▸ **Your objective**: Take the listing and print it in full, exactly as given.
● ● ● ● ●
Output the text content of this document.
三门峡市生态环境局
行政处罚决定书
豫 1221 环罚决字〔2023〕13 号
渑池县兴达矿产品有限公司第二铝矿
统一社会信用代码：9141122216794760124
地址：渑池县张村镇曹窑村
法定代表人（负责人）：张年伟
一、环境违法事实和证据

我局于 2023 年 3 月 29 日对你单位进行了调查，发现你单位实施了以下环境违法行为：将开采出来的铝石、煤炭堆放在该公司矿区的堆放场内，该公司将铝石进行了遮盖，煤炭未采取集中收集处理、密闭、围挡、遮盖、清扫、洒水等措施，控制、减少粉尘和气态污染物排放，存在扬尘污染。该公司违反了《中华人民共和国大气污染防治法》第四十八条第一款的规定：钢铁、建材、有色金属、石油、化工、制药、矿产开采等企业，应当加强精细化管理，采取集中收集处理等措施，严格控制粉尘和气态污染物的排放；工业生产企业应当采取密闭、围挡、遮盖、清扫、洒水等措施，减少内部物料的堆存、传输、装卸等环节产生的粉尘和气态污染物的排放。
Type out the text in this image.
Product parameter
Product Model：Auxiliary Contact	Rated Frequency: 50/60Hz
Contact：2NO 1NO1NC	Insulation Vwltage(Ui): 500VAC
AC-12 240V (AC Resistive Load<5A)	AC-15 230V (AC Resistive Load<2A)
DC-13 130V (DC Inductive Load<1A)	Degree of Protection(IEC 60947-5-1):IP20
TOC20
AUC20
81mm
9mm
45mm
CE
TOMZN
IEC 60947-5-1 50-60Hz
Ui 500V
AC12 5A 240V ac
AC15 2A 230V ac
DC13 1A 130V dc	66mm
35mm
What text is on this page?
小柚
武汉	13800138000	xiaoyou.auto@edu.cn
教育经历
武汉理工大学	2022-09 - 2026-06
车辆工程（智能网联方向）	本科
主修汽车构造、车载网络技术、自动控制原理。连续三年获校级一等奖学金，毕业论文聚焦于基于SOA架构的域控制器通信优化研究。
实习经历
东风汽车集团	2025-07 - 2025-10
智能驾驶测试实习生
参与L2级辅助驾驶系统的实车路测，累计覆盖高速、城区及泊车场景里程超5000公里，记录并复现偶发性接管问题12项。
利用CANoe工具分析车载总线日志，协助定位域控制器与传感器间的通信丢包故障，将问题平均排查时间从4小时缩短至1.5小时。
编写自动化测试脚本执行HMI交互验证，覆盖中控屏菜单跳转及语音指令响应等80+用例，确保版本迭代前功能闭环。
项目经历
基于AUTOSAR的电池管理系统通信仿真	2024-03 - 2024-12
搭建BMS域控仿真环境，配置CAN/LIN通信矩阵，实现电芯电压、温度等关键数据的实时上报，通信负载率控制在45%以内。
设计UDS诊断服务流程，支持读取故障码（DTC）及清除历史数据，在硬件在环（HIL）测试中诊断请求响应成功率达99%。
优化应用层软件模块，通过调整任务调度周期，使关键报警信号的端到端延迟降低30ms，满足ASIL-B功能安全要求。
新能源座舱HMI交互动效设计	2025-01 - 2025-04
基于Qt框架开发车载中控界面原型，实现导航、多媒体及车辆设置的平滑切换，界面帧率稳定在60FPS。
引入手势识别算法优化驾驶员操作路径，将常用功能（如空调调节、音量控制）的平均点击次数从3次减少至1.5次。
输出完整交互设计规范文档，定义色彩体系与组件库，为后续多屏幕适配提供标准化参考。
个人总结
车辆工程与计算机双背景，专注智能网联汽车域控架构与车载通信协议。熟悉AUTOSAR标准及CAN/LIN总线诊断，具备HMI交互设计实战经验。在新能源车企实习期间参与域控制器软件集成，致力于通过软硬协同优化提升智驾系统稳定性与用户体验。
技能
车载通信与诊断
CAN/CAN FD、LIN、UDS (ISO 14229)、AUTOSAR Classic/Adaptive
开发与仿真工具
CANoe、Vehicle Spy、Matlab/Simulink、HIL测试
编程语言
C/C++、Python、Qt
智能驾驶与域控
● ● ● ● ●
▸ **Correct response**:
Output the text content of this document.
三门峡市生态环境局
行政处罚决定书
豫 1221 环罚决字〔2023〕13 号
渑池县兴达矿产品有限公司第二铝矿
统一社会信用代码：9141122216794760124
地址：渑池县张村镇曹窑村
法定代表人（负责人）：张年伟
一、环境违法事实和证据

我局于 2023 年 3 月 29 日对你单位进行了调查，发现你单位实施了以下环境违法行为：将开采出来的铝石、煤炭堆放在该公司矿区的堆放场内，该公司将铝石进行了遮盖，煤炭未采取集中收集处理、密闭、围挡、遮盖、清扫、洒水等措施，控制、减少粉尘和气态污染物排放，存在扬尘污染。该公司违反了《中华人民共和国大气污染防治法》第四十八条第一款的规定：钢铁、建材、有色金属、石油、化工、制药、矿产开采等企业，应当加强精细化管理，采取集中收集处理等措施，严格控制粉尘和气态污染物的排放；工业生产企业应当采取密闭、围挡、遮盖、清扫、洒水等措施，减少内部物料的堆存、传输、装卸等环节产生的粉尘和气态污染物的排放。
Type out the text in this image.
Product parameter
Product Model：Auxiliary Contact	Rated Frequency: 50/60Hz
Contact：2NO 1NO1NC	Insulation Vwltage(Ui): 500VAC
AC-12 240V (AC Resistive Load<5A)	AC-15 230V (AC Resistive Load<2A)
DC-13 130V (DC Inductive Load<1A)	Degree of Protection(IEC 60947-5-1):IP20
TOC20
AUC20
81mm
9mm
45mm
CE
TOMZN
IEC 60947-5-1 50-60Hz
Ui 500V
AC12 5A 240V ac
AC15 2A 230V ac
DC13 1A 130V dc	66mm
35mm
What text is on this page?
小柚
武汉	13800138000	xiaoyou.auto@edu.cn
教育经历
武汉理工大学	2022-09 - 2026-06
车辆工程（智能网联方向）	本科
主修汽车构造、车载网络技术、自动控制原理。连续三年获校级一等奖学金，毕业论文聚焦于基于SOA架构的域控制器通信优化研究。
实习经历
东风汽车集团	2025-07 - 2025-10
智能驾驶测试实习生
参与L2级辅助驾驶系统的实车路测，累计覆盖高速、城区及泊车场景里程超5000公里，记录并复现偶发性接管问题12项。
利用CANoe工具分析车载总线日志，协助定位域控制器与传感器间的通信丢包故障，将问题平均排查时间从4小时缩短至1.5小时。
编写自动化测试脚本执行HMI交互验证，覆盖中控屏菜单跳转及语音指令响应等80+用例，确保版本迭代前功能闭环。
项目经历
基于AUTOSAR的电池管理系统通信仿真	2024-03 - 2024-12
搭建BMS域控仿真环境，配置CAN/LIN通信矩阵，实现电芯电压、温度等关键数据的实时上报，通信负载率控制在45%以内。
设计UDS诊断服务流程，支持读取故障码（DTC）及清除历史数据，在硬件在环（HIL）测试中诊断请求响应成功率达99%。
优化应用层软件模块，通过调整任务调度周期，使关键报警信号的端到端延迟降低30ms，满足ASIL-B功能安全要求。
新能源座舱HMI交互动效设计	2025-01 - 2025-04
基于Qt框架开发车载中控界面原型，实现导航、多媒体及车辆设置的平滑切换，界面帧率稳定在60FPS。
引入手势识别算法优化驾驶员操作路径，将常用功能（如空调调节、音量控制）的平均点击次数从3次减少至1.5次。
输出完整交互设计规范文档，定义色彩体系与组件库，为后续多屏幕适配提供标准化参考。
个人总结
车辆工程与计算机双背景，专注智能网联汽车域控架构与车载通信协议。熟悉AUTOSAR标准及CAN/LIN总线诊断，具备HMI交互设计实战经验。在新能源车企实习期间参与域控制器软件集成，致力于通过软硬协同优化提升智驾系统稳定性与用户体验。
技能
车载通信与诊断
CAN/CAN FD、LIN、UDS (ISO 14229)、AUTOSAR Classic/Adaptive
开发与仿真工具
CANoe、Vehicle Spy、Matlab/Simulink、HIL测试
编程语言
C/C++、Python、Qt
智能驾驶与域控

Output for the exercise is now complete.